● WHAT TO DO:
Below are records; count the lines that contain "πλανήτη" and give only the total.

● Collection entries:
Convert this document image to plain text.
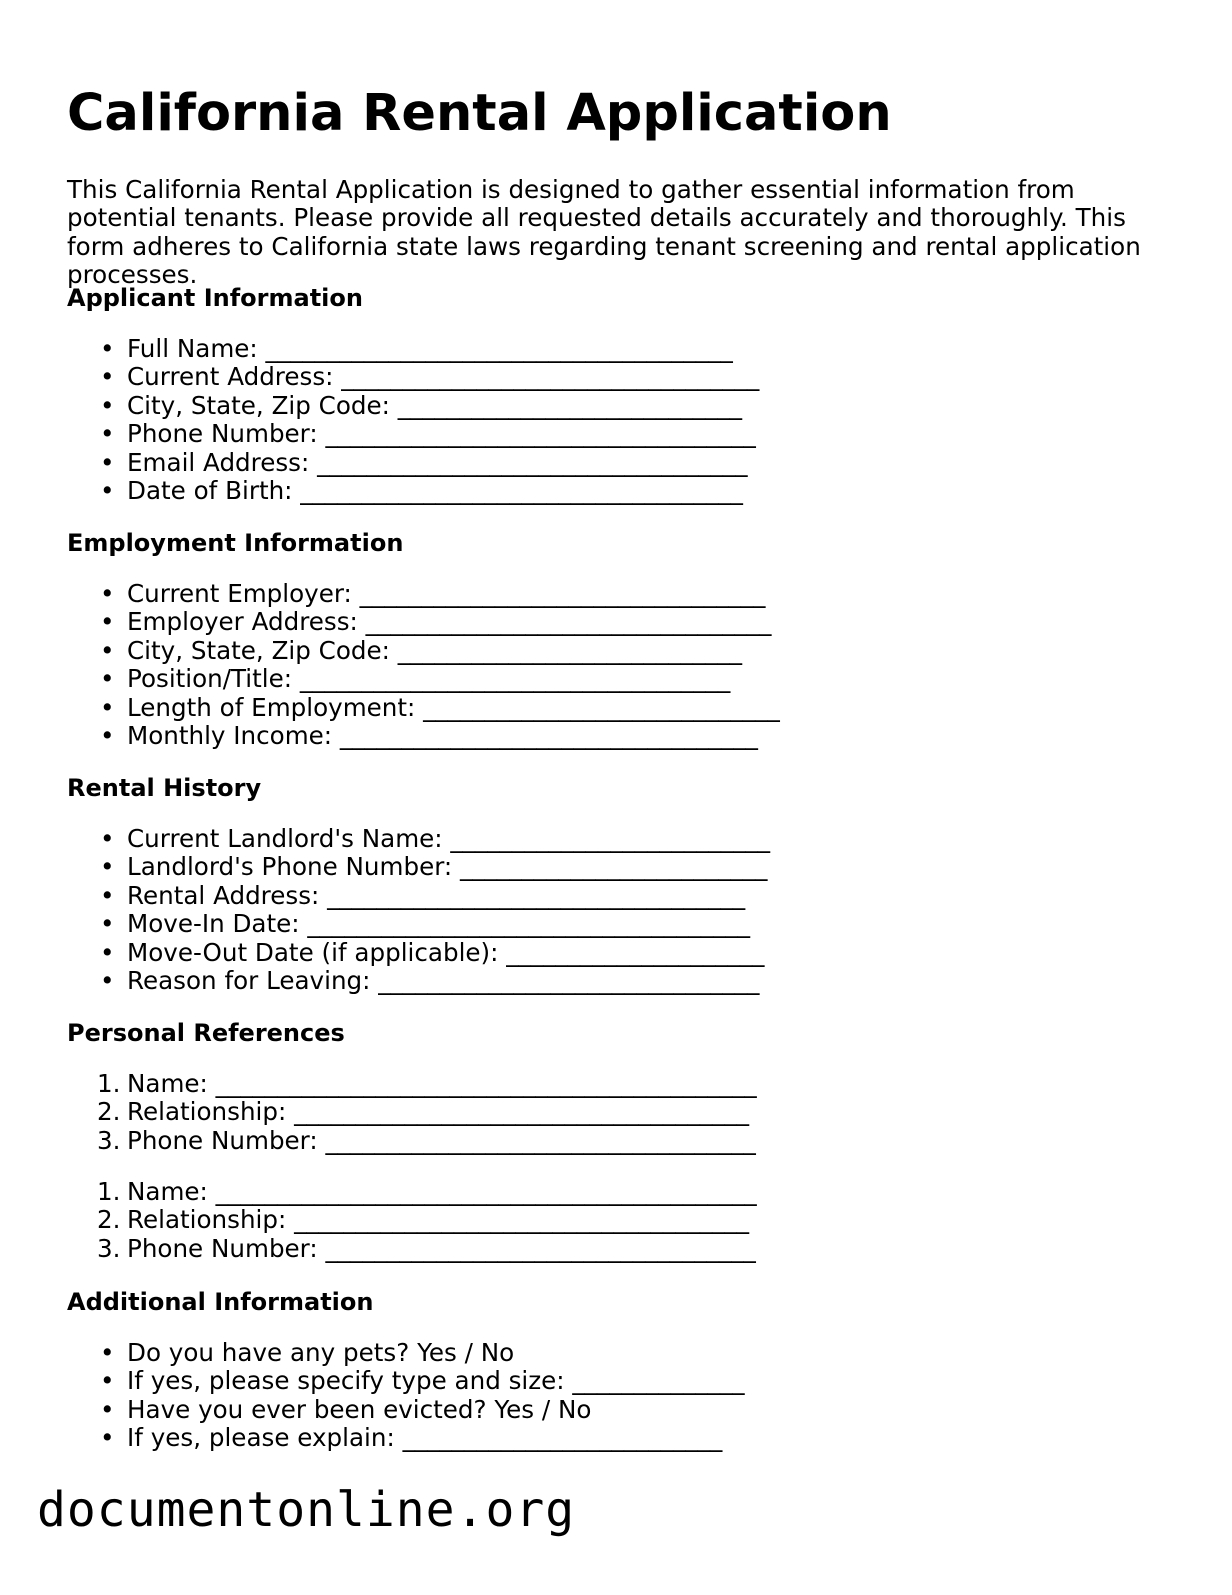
California Rental Application

This California Rental Application is designed to gather essential information from potential tenants. Please provide all requested details accurately and thoroughly. This form adheres to California state laws regarding tenant screening and rental application processes.

Applicant Information
• Full Name: ______________________________________
• Current Address: __________________________________
• City, State, Zip Code: ____________________________
• Phone Number: ___________________________________
• Email Address: ___________________________________
• Date of Birth: ____________________________________
Employment Information
• Current Employer: _________________________________
• Employer Address: _________________________________
• City, State, Zip Code: ____________________________
• Position/Title: ___________________________________
• Length of Employment: _____________________________
• Monthly Income: __________________________________
Rental History
• Current Landlord's Name: __________________________
• Landlord's Phone Number: _________________________
• Rental Address: __________________________________
• Move-In Date: ____________________________________
• Move-Out Date (if applicable): _____________________
• Reason for Leaving: _______________________________
Personal References
1. Name: ____________________________________________
2. Relationship: _____________________________________
3. Phone Number: ___________________________________
1. Name: ____________________________________________
2. Relationship: _____________________________________
3. Phone Number: ___________________________________
Additional Information
• Do you have any pets? Yes / No
• If yes, please specify type and size: ______________
• Have you ever been evicted? Yes / No
• If yes, please explain: __________________________

documentonline.org
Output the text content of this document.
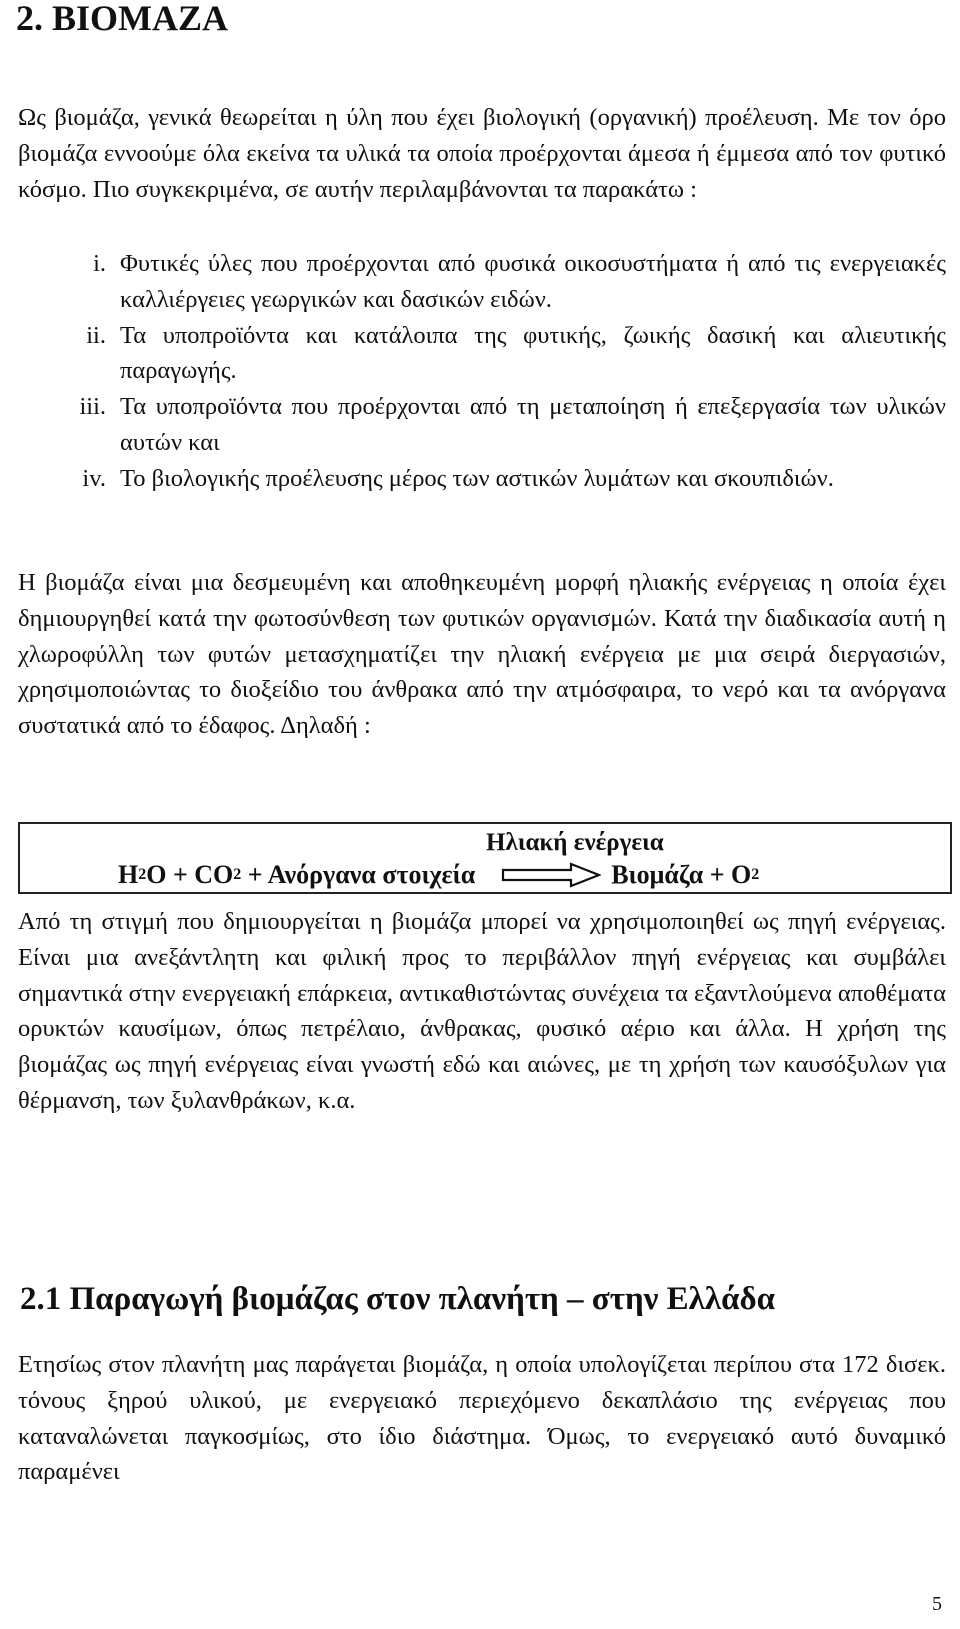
2. ΒΙΟΜΑΖΑ

Ως βιομάζα, γενικά θεωρείται η ύλη που έχει βιολογική (οργανική) προέλευση. Με τον όρο βιομάζα εννοούμε όλα εκείνα τα υλικά τα οποία προέρχονται άμεσα ή έμμεσα από τον φυτικό κόσμο. Πιο συγκεκριμένα, σε αυτήν περιλαμβάνονται τα παρακάτω :

i. Φυτικές ύλες που προέρχονται από φυσικά οικοσυστήματα ή από τις ενεργειακές καλλιέργειες γεωργικών και δασικών ειδών.
ii. Τα υποπροϊόντα και κατάλοιπα της φυτικής, ζωικής δασική και αλιευτικής παραγωγής.
iii. Τα υποπροϊόντα που προέρχονται από τη μεταποίηση ή επεξεργασία των υλικών αυτών και
iv. Το βιολογικής προέλευσης μέρος των αστικών λυμάτων και σκουπιδιών.

Η βιομάζα είναι μια δεσμευμένη και αποθηκευμένη μορφή ηλιακής ενέργειας η οποία έχει δημιουργηθεί κατά την φωτοσύνθεση των φυτικών οργανισμών. Κατά την διαδικασία αυτή η χλωροφύλλη των φυτών μετασχηματίζει την ηλιακή ενέργεια με μια σειρά διεργασιών, χρησιμοποιώντας το διοξείδιο του άνθρακα από την ατμόσφαιρα, το νερό και τα ανόργανα συστατικά από το έδαφος. Δηλαδή :

Ηλιακή ενέργεια
H 2 O + CO 2 + Ανόργανα στοιχεία	Βιομάζα + O 2

Από τη στιγμή που δημιουργείται η βιομάζα μπορεί να χρησιμοποιηθεί ως πηγή ενέργειας. Είναι μια ανεξάντλητη και φιλική προς το περιβάλλον πηγή ενέργειας και συμβάλει σημαντικά στην ενεργειακή επάρκεια, αντικαθιστώντας συνέχεια τα εξαντλούμενα αποθέματα ορυκτών καυσίμων, όπως πετρέλαιο, άνθρακας, φυσικό αέριο και άλλα. Η χρήση της βιομάζας ως πηγή ενέργειας είναι γνωστή εδώ και αιώνες, με τη χρήση των καυσόξυλων για θέρμανση, των ξυλανθράκων, κ.α.

2.1 Παραγωγή βιομάζας στον πλανήτη – στην Ελλάδα

Ετησίως στον πλανήτη μας παράγεται βιομάζα, η οποία υπολογίζεται περίπου στα 172 δισεκ. τόνους ξηρού υλικού, με ενεργειακό περιεχόμενο δεκαπλάσιο της ενέργειας που καταναλώνεται παγκοσμίως, στο ίδιο διάστημα. Όμως, το ενεργειακό αυτό δυναμικό παραμένει

5
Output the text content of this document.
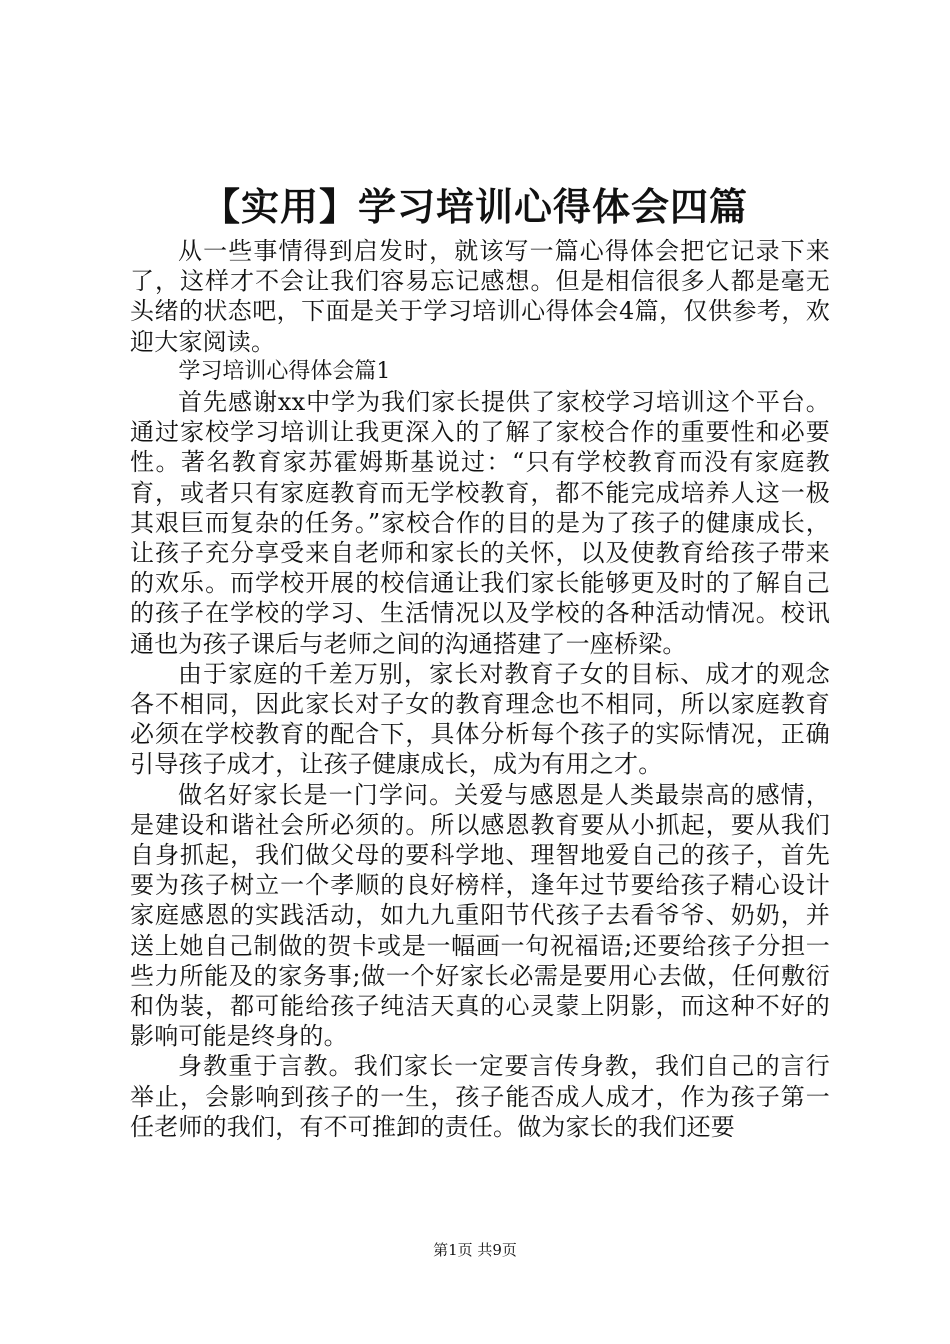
【实用】学习培训心得体会四篇

从一些事情得到启发时，就该写一篇心得体会把它记录下来了，这样才不会让我们容易忘记感想。但是相信很多人都是毫无头绪的状态吧，下面是关于学习培训心得体会4篇，仅供参考，欢迎大家阅读。

学习培训心得体会篇1

首先感谢xx中学为我们家长提供了家校学习培训这个平台。通过家校学习培训让我更深入的了解了家校合作的重要性和必要性。著名教育家苏霍姆斯基说过：“只有学校教育而没有家庭教育，或者只有家庭教育而无学校教育，都不能完成培养人这一极其艰巨而复杂的任务。”家校合作的目的是为了孩子的健康成长，让孩子充分享受来自老师和家长的关怀，以及使教育给孩子带来的欢乐。而学校开展的校信通让我们家长能够更及时的了解自己的孩子在学校的学习、生活情况以及学校的各种活动情况。校讯通也为孩子课后与老师之间的沟通搭建了一座桥梁。

由于家庭的千差万别，家长对教育子女的目标、成才的观念各不相同，因此家长对子女的教育理念也不相同，所以家庭教育必须在学校教育的配合下，具体分析每个孩子的实际情况，正确引导孩子成才，让孩子健康成长，成为有用之才。

做名好家长是一门学问。关爱与感恩是人类最崇高的感情，是建设和谐社会所必须的。所以感恩教育要从小抓起，要从我们自身抓起，我们做父母的要科学地、理智地爱自己的孩子，首先要为孩子树立一个孝顺的良好榜样，逢年过节要给孩子精心设计家庭感恩的实践活动，如九九重阳节代孩子去看爷爷、奶奶，并送上她自己制做的贺卡或是一幅画一句祝福语;还要给孩子分担一些力所能及的家务事;做一个好家长必需是要用心去做，任何敷衍和伪装，都可能给孩子纯洁天真的心灵蒙上阴影，而这种不好的影响可能是终身的。

身教重于言教。我们家长一定要言传身教，我们自己的言行举止，会影响到孩子的一生，孩子能否成人成才，作为孩子第一任老师的我们，有不可推卸的责任。做为家长的我们还要

第1页 共9页
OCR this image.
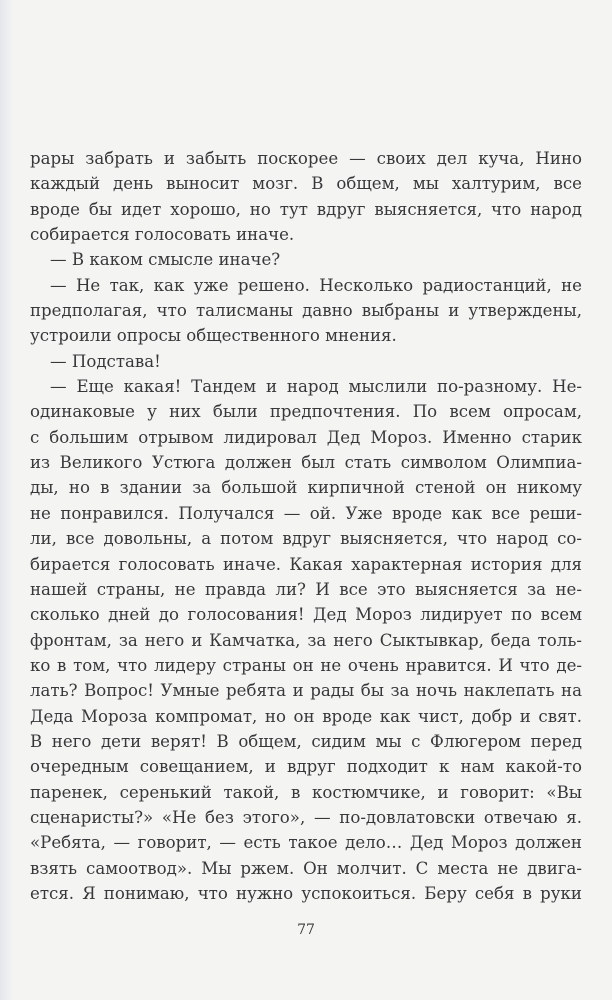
рары забрать и забыть поскорее — своих дел куча, Нино
каждый день выносит мозг. В общем, мы халтурим, все
вроде бы идет хорошо, но тут вдруг выясняется, что народ
собирается голосовать иначе.
— В каком смысле иначе?
— Не так, как уже решено. Несколько радиостанций, не
предполагая, что талисманы давно выбраны и утверждены,
устроили опросы общественного мнения.
— Подстава!
— Еще какая! Тандем и народ мыслили по-разному. Не-
одинаковые у них были предпочтения. По всем опросам,
с большим отрывом лидировал Дед Мороз. Именно старик
из Великого Устюга должен был стать символом Олимпиа-
ды, но в здании за большой кирпичной стеной он никому
не понравился. Получался — ой. Уже вроде как все реши-
ли, все довольны, а потом вдруг выясняется, что народ со-
бирается голосовать иначе. Какая характерная история для
нашей страны, не правда ли? И все это выясняется за не-
сколько дней до голосования! Дед Мороз лидирует по всем
фронтам, за него и Камчатка, за него Сыктывкар, беда толь-
ко в том, что лидеру страны он не очень нравится. И что де-
лать? Вопрос! Умные ребята и рады бы за ночь наклепать на
Деда Мороза компромат, но он вроде как чист, добр и свят.
В него дети верят! В общем, сидим мы с Флюгером перед
очередным совещанием, и вдруг подходит к нам какой-то
паренек, серенький такой, в костюмчике, и говорит: «Вы
сценаристы?» «Не без этого», — по-довлатовски отвечаю я.
«Ребята, — говорит, — есть такое дело… Дед Мороз должен
взять самоотвод». Мы ржем. Он молчит. С места не двига-
ется. Я понимаю, что нужно успокоиться. Беру себя в руки
77
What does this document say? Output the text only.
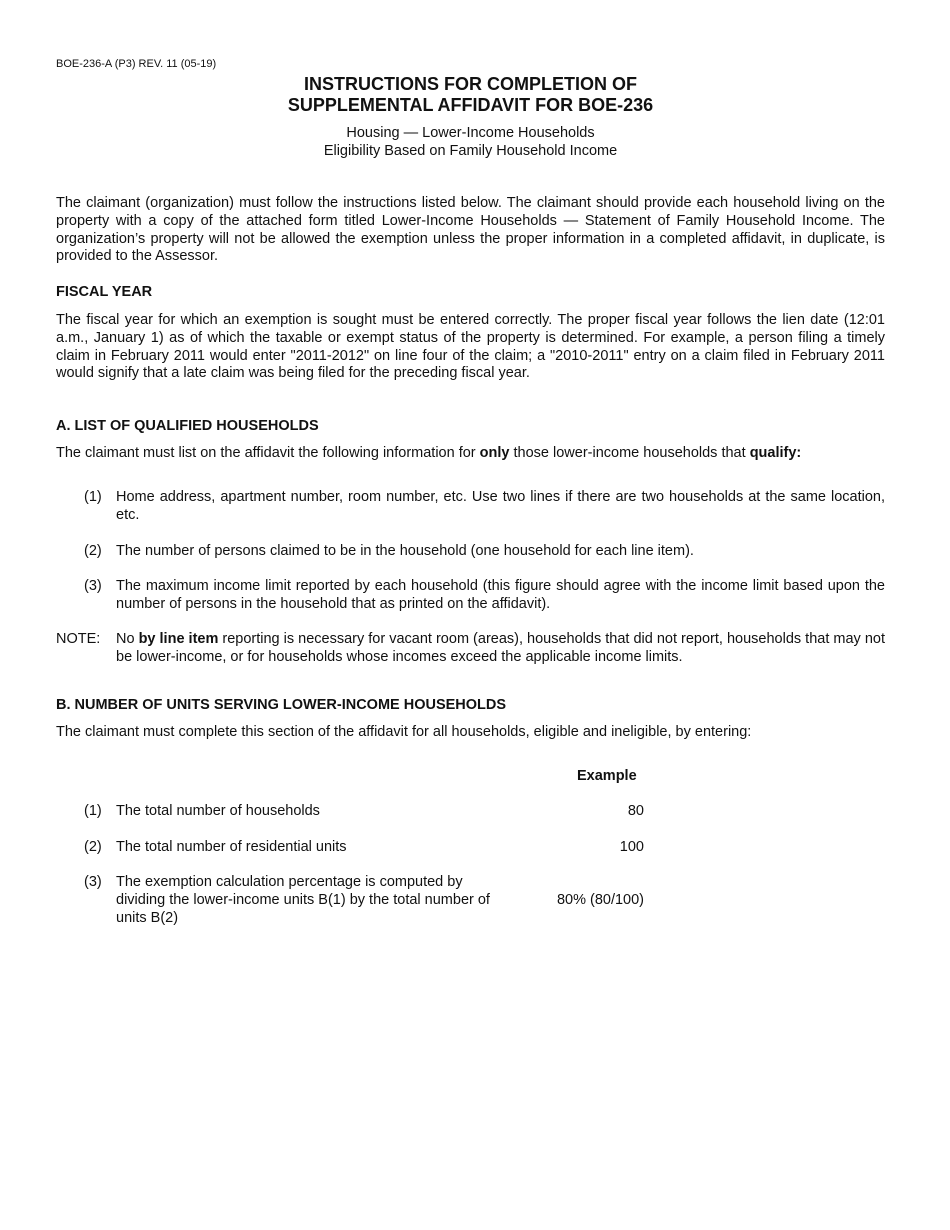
BOE-236-A (P3) REV. 11 (05-19)
INSTRUCTIONS FOR COMPLETION OF
SUPPLEMENTAL AFFIDAVIT FOR BOE-236
Housing — Lower-Income Households
Eligibility Based on Family Household Income

The claimant (organization) must follow the instructions listed below. The claimant should provide each household living on the property with a copy of the attached form titled Lower-Income Households — Statement of Family Household Income. The organization’s property will not be allowed the exemption unless the proper information in a completed affidavit, in duplicate, is provided to the Assessor.

FISCAL YEAR

The fiscal year for which an exemption is sought must be entered correctly. The proper fiscal year follows the lien date (12:01 a.m., January 1) as of which the taxable or exempt status of the property is determined. For example, a person filing a timely claim in February 2011 would enter "2011-2012" on line four of the claim; a "2010-2011" entry on a claim filed in February 2011 would signify that a late claim was being filed for the preceding fiscal year.

A. LIST OF QUALIFIED HOUSEHOLDS

The claimant must list on the affidavit the following information for only those lower-income households that qualify:

(1) Home address, apartment number, room number, etc. Use two lines if there are two households at the same location, etc.
(2) The number of persons claimed to be in the household (one household for each line item).
(3) The maximum income limit reported by each household (this figure should agree with the income limit based upon the number of persons in the household that as printed on the affidavit).
NOTE: No by line item reporting is necessary for vacant room (areas), households that did not report, households that may not be lower-income, or for households whose incomes exceed the applicable income limits.

B. NUMBER OF UNITS SERVING LOWER-INCOME HOUSEHOLDS

The claimant must complete this section of the affidavit for all households, eligible and ineligible, by entering:

Example
(1) The total number of households	80
(2) The total number of residential units	100
(3) The exemption calculation percentage is computed by dividing the lower-income units B(1) by the total number of units B(2)
80% (80/100)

● REPLY:
2